(Saved data entries)
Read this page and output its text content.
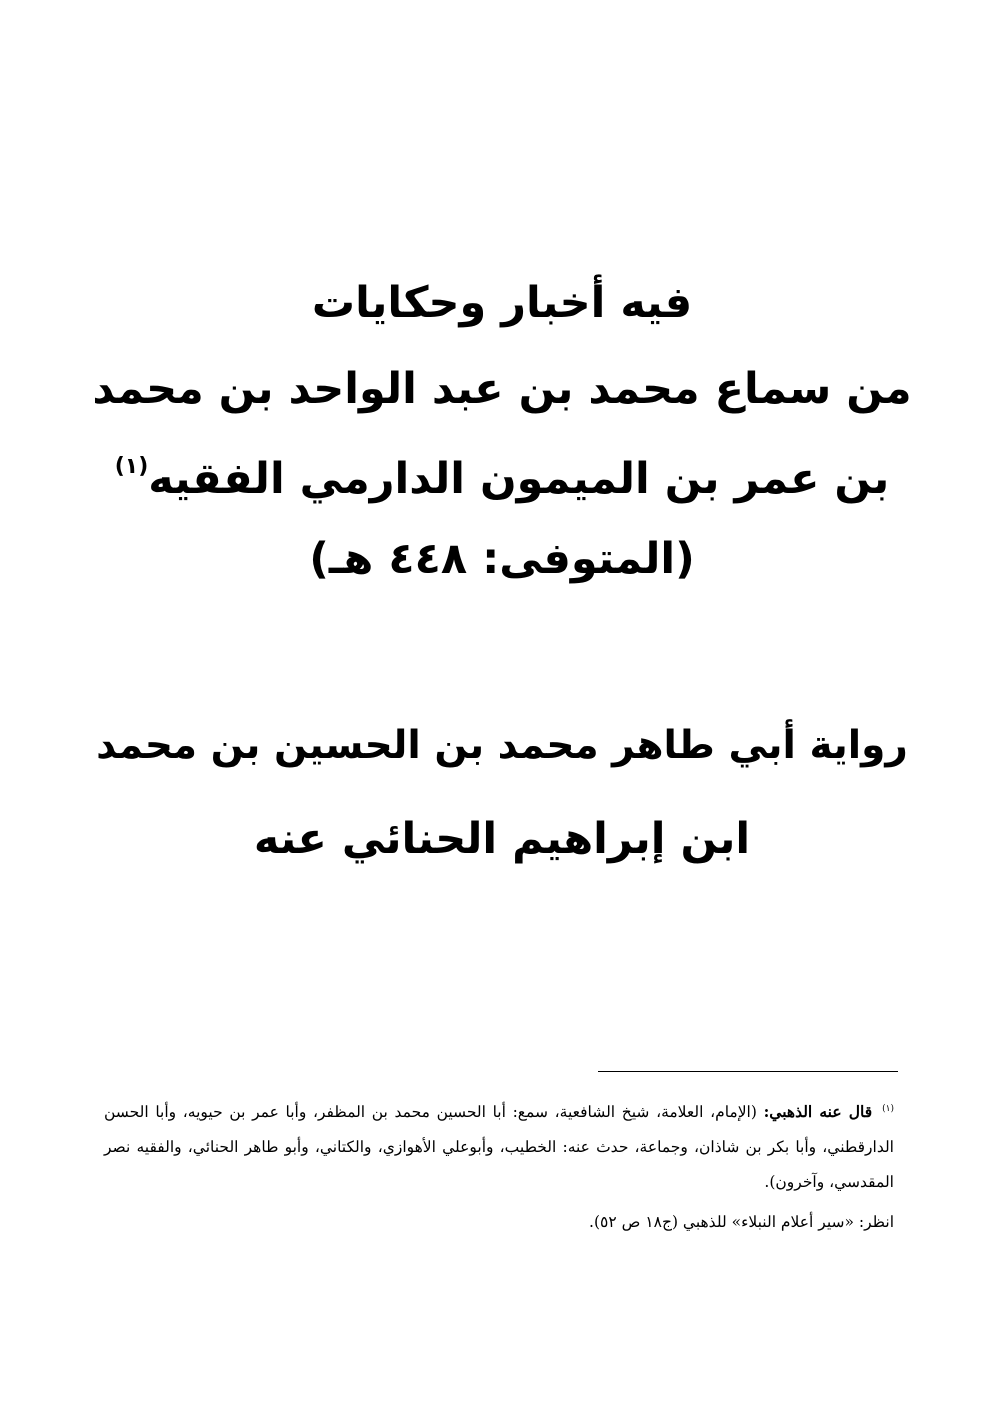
فيه أخبار وحكايات

من سماع محمد بن عبد الواحد بن محمد

بن عمر بن الميمون الدارمي الفقيه$^{(١)}$

(المتوفى: ٤٤٨ هـ)

رواية أبي طاهر محمد بن الحسين بن محمد

ابن إبراهيم الحنائي عنه

$^{(١)}$قال عنه الذهبي: (الإمام، العلامة، شيخ الشافعية، سمع: أبا الحسين محمد بن المظفر، وأبا عمر بن حيويه، وأبا الحسن الدارقطني، وأبا بكر بن شاذان، وجماعة، حدث عنه: الخطيب، وأبوعلي الأهوازي، والكتاني، وأبو طاهر الحنائي، والفقيه نصر المقدسي، وآخرون).

انظر: «سير أعلام النبلاء» للذهبي (ج١٨ ص ٥٢).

■ **INSTRUCTIONS TO FOLLOW**
Only the count is wanted: report how many lines of the material above hold the word "الحسين".

■ **FINAL ANSWER**
2